[Stored dataset items]
## BEGIN
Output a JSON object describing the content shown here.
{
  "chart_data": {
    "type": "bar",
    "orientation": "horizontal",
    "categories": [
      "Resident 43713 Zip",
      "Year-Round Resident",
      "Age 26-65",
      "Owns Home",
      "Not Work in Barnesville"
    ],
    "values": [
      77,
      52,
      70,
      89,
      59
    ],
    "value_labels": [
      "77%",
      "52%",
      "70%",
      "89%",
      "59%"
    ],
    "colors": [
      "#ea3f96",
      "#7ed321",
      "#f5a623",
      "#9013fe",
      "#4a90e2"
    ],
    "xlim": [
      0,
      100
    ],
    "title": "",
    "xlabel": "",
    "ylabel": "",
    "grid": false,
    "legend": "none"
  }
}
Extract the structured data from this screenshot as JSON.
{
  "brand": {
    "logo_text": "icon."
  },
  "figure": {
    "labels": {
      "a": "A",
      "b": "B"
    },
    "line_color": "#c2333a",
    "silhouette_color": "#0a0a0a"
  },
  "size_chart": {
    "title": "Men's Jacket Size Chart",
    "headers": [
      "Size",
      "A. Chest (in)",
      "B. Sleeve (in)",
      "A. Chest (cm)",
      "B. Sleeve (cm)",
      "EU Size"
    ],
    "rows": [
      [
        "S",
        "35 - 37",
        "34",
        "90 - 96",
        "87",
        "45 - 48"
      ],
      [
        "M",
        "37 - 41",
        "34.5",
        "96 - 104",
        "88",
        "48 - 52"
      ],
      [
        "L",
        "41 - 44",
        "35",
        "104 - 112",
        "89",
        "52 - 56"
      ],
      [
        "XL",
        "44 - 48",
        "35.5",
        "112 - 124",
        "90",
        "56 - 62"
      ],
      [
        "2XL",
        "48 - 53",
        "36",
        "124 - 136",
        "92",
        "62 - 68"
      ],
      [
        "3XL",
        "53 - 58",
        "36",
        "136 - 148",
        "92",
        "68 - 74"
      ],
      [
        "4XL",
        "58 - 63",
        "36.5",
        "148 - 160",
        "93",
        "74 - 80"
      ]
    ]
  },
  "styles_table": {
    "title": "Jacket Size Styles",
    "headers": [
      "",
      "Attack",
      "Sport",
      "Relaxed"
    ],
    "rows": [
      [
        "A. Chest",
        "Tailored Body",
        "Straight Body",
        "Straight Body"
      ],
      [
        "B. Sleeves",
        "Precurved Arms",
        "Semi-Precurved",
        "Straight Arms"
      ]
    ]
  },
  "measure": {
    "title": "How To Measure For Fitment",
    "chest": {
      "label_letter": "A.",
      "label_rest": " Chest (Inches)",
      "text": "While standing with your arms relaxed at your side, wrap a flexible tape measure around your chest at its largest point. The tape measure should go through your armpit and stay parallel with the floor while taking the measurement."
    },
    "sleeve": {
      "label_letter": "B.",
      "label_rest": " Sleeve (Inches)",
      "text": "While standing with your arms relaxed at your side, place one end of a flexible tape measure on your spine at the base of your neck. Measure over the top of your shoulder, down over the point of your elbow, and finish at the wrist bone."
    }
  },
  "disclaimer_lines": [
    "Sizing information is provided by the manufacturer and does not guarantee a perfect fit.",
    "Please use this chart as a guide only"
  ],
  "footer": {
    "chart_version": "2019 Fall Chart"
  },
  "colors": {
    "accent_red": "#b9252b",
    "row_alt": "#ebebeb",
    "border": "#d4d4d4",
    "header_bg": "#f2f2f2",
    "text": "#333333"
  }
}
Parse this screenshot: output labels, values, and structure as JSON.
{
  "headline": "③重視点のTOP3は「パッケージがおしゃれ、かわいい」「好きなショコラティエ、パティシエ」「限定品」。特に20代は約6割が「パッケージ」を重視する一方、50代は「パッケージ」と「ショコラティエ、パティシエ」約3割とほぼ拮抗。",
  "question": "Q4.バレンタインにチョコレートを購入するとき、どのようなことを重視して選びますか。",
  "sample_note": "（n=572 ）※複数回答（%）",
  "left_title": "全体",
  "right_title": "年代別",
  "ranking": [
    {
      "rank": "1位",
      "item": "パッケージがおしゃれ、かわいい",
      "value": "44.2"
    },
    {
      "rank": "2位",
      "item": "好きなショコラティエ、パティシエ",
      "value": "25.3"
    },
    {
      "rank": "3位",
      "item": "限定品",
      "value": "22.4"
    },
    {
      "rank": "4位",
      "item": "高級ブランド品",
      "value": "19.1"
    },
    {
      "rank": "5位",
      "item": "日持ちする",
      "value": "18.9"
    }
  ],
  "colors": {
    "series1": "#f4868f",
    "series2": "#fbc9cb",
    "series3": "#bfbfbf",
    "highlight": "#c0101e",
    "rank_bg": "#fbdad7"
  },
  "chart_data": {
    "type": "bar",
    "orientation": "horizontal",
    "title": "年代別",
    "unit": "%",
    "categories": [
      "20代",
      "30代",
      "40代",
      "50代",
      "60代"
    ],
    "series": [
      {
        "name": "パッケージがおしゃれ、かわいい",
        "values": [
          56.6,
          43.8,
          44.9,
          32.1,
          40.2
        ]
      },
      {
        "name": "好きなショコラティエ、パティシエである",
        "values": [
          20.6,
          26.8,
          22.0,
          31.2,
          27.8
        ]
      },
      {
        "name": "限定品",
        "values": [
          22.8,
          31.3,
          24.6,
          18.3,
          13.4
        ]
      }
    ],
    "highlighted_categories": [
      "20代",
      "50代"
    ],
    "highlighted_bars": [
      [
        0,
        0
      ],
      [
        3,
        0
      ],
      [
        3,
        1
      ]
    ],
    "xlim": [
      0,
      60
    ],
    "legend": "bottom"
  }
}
## END
Return the entries above exactly, each one complete.

» Written answer
Output a JSON object describing the content shown here.
{
  "chart_data": {
    "type": "bar",
    "orientation": "horizontal",
    "categories": [
      "Resident 43713 Zip",
      "Year-Round Resident",
      "Age 26-65",
      "Owns Home",
      "Not Work in Barnesville"
    ],
    "values": [
      77,
      52,
      70,
      89,
      59
    ],
    "value_labels": [
      "77%",
      "52%",
      "70%",
      "89%",
      "59%"
    ],
    "colors": [
      "#ea3f96",
      "#7ed321",
      "#f5a623",
      "#9013fe",
      "#4a90e2"
    ],
    "xlim": [
      0,
      100
    ],
    "title": "",
    "xlabel": "",
    "ylabel": "",
    "grid": false,
    "legend": "none"
  }
}
Extract the structured data from this screenshot as JSON.
{
  "brand": {
    "logo_text": "icon."
  },
  "figure": {
    "labels": {
      "a": "A",
      "b": "B"
    },
    "line_color": "#c2333a",
    "silhouette_color": "#0a0a0a"
  },
  "size_chart": {
    "title": "Men's Jacket Size Chart",
    "headers": [
      "Size",
      "A. Chest (in)",
      "B. Sleeve (in)",
      "A. Chest (cm)",
      "B. Sleeve (cm)",
      "EU Size"
    ],
    "rows": [
      [
        "S",
        "35 - 37",
        "34",
        "90 - 96",
        "87",
        "45 - 48"
      ],
      [
        "M",
        "37 - 41",
        "34.5",
        "96 - 104",
        "88",
        "48 - 52"
      ],
      [
        "L",
        "41 - 44",
        "35",
        "104 - 112",
        "89",
        "52 - 56"
      ],
      [
        "XL",
        "44 - 48",
        "35.5",
        "112 - 124",
        "90",
        "56 - 62"
      ],
      [
        "2XL",
        "48 - 53",
        "36",
        "124 - 136",
        "92",
        "62 - 68"
      ],
      [
        "3XL",
        "53 - 58",
        "36",
        "136 - 148",
        "92",
        "68 - 74"
      ],
      [
        "4XL",
        "58 - 63",
        "36.5",
        "148 - 160",
        "93",
        "74 - 80"
      ]
    ]
  },
  "styles_table": {
    "title": "Jacket Size Styles",
    "headers": [
      "",
      "Attack",
      "Sport",
      "Relaxed"
    ],
    "rows": [
      [
        "A. Chest",
        "Tailored Body",
        "Straight Body",
        "Straight Body"
      ],
      [
        "B. Sleeves",
        "Precurved Arms",
        "Semi-Precurved",
        "Straight Arms"
      ]
    ]
  },
  "measure": {
    "title": "How To Measure For Fitment",
    "chest": {
      "label_letter": "A.",
      "label_rest": " Chest (Inches)",
      "text": "While standing with your arms relaxed at your side, wrap a flexible tape measure around your chest at its largest point. The tape measure should go through your armpit and stay parallel with the floor while taking the measurement."
    },
    "sleeve": {
      "label_letter": "B.",
      "label_rest": " Sleeve (Inches)",
      "text": "While standing with your arms relaxed at your side, place one end of a flexible tape measure on your spine at the base of your neck. Measure over the top of your shoulder, down over the point of your elbow, and finish at the wrist bone."
    }
  },
  "disclaimer_lines": [
    "Sizing information is provided by the manufacturer and does not guarantee a perfect fit.",
    "Please use this chart as a guide only"
  ],
  "footer": {
    "chart_version": "2019 Fall Chart"
  },
  "colors": {
    "accent_red": "#b9252b",
    "row_alt": "#ebebeb",
    "border": "#d4d4d4",
    "header_bg": "#f2f2f2",
    "text": "#333333"
  }
}
Parse this screenshot: output labels, values, and structure as JSON.
{
  "headline": "③重視点のTOP3は「パッケージがおしゃれ、かわいい」「好きなショコラティエ、パティシエ」「限定品」。特に20代は約6割が「パッケージ」を重視する一方、50代は「パッケージ」と「ショコラティエ、パティシエ」約3割とほぼ拮抗。",
  "question": "Q4.バレンタインにチョコレートを購入するとき、どのようなことを重視して選びますか。",
  "sample_note": "（n=572 ）※複数回答（%）",
  "left_title": "全体",
  "right_title": "年代別",
  "ranking": [
    {
      "rank": "1位",
      "item": "パッケージがおしゃれ、かわいい",
      "value": "44.2"
    },
    {
      "rank": "2位",
      "item": "好きなショコラティエ、パティシエ",
      "value": "25.3"
    },
    {
      "rank": "3位",
      "item": "限定品",
      "value": "22.4"
    },
    {
      "rank": "4位",
      "item": "高級ブランド品",
      "value": "19.1"
    },
    {
      "rank": "5位",
      "item": "日持ちする",
      "value": "18.9"
    }
  ],
  "colors": {
    "series1": "#f4868f",
    "series2": "#fbc9cb",
    "series3": "#bfbfbf",
    "highlight": "#c0101e",
    "rank_bg": "#fbdad7"
  },
  "chart_data": {
    "type": "bar",
    "orientation": "horizontal",
    "title": "年代別",
    "unit": "%",
    "categories": [
      "20代",
      "30代",
      "40代",
      "50代",
      "60代"
    ],
    "series": [
      {
        "name": "パッケージがおしゃれ、かわいい",
        "values": [
          56.6,
          43.8,
          44.9,
          32.1,
          40.2
        ]
      },
      {
        "name": "好きなショコラティエ、パティシエである",
        "values": [
          20.6,
          26.8,
          22.0,
          31.2,
          27.8
        ]
      },
      {
        "name": "限定品",
        "values": [
          22.8,
          31.3,
          24.6,
          18.3,
          13.4
        ]
      }
    ],
    "highlighted_categories": [
      "20代",
      "50代"
    ],
    "highlighted_bars": [
      [
        0,
        0
      ],
      [
        3,
        0
      ],
      [
        3,
        1
      ]
    ],
    "xlim": [
      0,
      60
    ],
    "legend": "bottom"
  }
}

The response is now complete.